→ WHAT IS BEING ASKED
Provide the data again in its entirety, exactly as given.

= = =

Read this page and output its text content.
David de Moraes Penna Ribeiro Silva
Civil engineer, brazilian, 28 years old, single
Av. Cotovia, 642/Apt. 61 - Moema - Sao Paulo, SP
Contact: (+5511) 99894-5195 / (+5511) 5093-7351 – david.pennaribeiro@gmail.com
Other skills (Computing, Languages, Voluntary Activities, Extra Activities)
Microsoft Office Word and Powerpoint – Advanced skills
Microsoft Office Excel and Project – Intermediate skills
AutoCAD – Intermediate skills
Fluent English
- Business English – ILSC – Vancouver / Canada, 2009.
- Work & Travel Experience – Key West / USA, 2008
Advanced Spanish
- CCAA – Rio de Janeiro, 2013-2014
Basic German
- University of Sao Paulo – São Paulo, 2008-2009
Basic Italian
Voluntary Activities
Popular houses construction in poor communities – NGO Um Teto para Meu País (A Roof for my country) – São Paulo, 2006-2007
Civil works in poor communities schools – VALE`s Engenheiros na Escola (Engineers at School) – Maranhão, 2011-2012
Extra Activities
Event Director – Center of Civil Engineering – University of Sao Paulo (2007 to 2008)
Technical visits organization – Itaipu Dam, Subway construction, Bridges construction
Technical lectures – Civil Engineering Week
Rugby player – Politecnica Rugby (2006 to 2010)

= = =

→ REPLY TO THE EXERCISE
Read this page and output its text content.
David de Moraes Penna Ribeiro Silva
Civil engineer, brazilian, 28 years old, single
Av. Cotovia, 642/Apt. 61 - Moema - Sao Paulo, SP
Contact: (+5511) 99894-5195 / (+5511) 5093-7351 – david.pennaribeiro@gmail.com
Other skills (Computing, Languages, Voluntary Activities, Extra Activities)
Microsoft Office Word and Powerpoint – Advanced skills
Microsoft Office Excel and Project – Intermediate skills
AutoCAD – Intermediate skills
Fluent English
- Business English – ILSC – Vancouver / Canada, 2009.
- Work & Travel Experience – Key West / USA, 2008
Advanced Spanish
- CCAA – Rio de Janeiro, 2013-2014
Basic German
- University of Sao Paulo – São Paulo, 2008-2009
Basic Italian
Voluntary Activities
Popular houses construction in poor communities – NGO Um Teto para Meu País (A Roof for my country) – São Paulo, 2006-2007
Civil works in poor communities schools – VALE`s Engenheiros na Escola (Engineers at School) – Maranhão, 2011-2012
Extra Activities
Event Director – Center of Civil Engineering – University of Sao Paulo (2007 to 2008)
Technical visits organization – Itaipu Dam, Subway construction, Bridges construction
Technical lectures – Civil Engineering Week
Rugby player – Politecnica Rugby (2006 to 2010)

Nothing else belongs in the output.